STATED EXERCISE
Determine how many lines of the entries contain "Wilhelm". Reply with that number alone.

-*-

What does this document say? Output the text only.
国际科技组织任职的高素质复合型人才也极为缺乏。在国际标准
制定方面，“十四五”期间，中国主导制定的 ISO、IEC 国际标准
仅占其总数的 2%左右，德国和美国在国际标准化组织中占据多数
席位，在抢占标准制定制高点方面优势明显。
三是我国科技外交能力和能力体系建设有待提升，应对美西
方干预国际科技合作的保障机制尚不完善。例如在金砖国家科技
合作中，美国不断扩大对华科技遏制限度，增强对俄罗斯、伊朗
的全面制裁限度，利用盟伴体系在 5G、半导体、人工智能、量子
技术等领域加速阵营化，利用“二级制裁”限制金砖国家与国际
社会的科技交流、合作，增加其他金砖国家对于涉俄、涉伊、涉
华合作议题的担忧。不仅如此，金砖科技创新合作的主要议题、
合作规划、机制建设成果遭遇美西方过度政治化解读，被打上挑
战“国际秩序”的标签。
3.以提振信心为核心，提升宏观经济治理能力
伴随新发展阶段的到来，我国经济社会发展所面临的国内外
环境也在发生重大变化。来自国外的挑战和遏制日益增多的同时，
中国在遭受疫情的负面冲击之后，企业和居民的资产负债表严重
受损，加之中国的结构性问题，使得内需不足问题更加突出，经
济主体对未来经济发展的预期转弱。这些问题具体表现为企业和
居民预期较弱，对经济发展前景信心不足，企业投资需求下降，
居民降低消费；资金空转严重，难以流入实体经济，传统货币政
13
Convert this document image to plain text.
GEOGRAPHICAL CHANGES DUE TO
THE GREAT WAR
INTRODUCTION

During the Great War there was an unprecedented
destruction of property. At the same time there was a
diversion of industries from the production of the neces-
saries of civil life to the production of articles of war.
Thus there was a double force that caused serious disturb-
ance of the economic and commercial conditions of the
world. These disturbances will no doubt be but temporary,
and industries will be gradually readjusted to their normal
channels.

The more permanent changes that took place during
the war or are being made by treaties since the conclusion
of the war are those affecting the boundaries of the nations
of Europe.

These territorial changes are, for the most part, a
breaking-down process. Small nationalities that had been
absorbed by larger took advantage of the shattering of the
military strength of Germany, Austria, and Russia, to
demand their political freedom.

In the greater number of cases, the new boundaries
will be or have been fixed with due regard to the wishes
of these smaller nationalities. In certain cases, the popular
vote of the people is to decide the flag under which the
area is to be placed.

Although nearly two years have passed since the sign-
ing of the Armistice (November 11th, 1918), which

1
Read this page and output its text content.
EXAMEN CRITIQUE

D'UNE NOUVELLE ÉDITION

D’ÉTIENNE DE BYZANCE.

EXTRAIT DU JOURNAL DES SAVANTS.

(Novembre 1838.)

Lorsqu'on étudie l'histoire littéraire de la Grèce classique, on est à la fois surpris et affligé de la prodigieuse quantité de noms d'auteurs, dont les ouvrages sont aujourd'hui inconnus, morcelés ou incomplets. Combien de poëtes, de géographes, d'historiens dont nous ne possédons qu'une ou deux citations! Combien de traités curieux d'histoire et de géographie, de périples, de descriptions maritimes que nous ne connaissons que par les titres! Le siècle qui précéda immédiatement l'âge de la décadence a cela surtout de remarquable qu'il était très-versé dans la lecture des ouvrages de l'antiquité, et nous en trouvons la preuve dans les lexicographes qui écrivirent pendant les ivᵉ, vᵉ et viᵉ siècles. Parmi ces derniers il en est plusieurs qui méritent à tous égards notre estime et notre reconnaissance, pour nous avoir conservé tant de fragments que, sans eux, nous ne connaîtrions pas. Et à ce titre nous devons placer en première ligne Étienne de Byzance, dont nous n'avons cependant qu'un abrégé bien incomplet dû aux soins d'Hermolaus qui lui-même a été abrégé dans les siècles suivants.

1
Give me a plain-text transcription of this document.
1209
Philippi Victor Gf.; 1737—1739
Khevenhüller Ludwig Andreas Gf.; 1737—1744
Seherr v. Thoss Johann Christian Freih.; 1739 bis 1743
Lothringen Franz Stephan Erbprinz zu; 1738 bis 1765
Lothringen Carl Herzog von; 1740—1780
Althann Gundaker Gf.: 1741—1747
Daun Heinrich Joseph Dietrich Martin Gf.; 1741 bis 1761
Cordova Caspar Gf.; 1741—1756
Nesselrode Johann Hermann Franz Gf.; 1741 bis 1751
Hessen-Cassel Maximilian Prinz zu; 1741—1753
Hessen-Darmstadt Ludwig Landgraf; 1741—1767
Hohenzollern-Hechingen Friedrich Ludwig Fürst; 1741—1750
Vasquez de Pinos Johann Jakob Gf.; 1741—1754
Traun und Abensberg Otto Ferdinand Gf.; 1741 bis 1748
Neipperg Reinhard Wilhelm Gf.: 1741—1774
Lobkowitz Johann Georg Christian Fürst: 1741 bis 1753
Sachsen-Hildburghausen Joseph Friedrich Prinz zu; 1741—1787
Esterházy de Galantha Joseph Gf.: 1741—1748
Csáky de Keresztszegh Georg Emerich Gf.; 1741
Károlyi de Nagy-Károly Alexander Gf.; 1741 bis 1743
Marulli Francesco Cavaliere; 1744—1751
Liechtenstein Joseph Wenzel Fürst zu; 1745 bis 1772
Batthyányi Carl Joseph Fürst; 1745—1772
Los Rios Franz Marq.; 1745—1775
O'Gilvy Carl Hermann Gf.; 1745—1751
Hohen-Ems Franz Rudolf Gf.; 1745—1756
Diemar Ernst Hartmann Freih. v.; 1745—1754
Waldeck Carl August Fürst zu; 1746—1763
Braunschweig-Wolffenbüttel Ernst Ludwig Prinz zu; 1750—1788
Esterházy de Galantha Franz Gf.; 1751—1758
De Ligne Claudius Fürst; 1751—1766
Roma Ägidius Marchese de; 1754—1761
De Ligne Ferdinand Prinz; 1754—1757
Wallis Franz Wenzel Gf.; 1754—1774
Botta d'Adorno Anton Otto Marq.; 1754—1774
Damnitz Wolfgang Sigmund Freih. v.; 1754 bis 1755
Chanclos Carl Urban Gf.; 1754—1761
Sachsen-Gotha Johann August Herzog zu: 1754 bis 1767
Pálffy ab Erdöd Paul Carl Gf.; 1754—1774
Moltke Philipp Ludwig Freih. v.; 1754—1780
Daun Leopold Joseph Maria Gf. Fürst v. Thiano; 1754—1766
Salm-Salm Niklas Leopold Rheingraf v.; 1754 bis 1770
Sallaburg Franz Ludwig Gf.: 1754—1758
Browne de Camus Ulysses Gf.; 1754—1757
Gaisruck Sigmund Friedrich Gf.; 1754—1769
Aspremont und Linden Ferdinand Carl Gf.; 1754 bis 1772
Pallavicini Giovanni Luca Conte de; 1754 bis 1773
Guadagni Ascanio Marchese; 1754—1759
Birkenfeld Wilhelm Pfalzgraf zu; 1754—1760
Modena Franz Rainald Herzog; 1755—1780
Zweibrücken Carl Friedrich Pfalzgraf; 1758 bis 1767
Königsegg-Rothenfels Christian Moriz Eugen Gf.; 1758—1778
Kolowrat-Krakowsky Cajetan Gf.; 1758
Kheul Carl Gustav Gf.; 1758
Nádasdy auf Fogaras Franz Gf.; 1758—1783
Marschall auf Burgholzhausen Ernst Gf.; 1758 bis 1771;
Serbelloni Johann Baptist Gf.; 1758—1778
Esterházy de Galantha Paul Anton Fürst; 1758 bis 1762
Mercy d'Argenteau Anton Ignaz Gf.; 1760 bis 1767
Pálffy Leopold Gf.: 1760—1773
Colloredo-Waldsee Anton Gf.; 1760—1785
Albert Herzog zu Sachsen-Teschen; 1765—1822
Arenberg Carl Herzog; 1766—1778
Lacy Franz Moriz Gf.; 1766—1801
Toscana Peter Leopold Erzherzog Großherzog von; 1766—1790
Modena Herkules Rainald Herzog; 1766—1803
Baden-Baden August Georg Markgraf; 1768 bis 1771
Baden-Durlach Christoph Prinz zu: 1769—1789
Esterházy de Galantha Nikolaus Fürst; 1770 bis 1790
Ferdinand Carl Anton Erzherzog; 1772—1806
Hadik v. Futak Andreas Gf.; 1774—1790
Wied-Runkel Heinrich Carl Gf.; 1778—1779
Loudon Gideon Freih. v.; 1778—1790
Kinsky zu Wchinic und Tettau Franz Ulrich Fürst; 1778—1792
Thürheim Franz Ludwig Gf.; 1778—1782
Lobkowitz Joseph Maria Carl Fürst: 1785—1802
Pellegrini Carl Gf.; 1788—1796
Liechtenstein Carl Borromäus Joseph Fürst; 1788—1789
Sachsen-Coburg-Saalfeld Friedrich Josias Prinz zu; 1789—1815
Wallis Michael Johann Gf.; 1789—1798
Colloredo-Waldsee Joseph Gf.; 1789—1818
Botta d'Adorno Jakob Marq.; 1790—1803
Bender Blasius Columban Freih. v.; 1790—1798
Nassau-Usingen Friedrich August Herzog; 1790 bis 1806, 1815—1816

-*-

TASK SOLUTION
2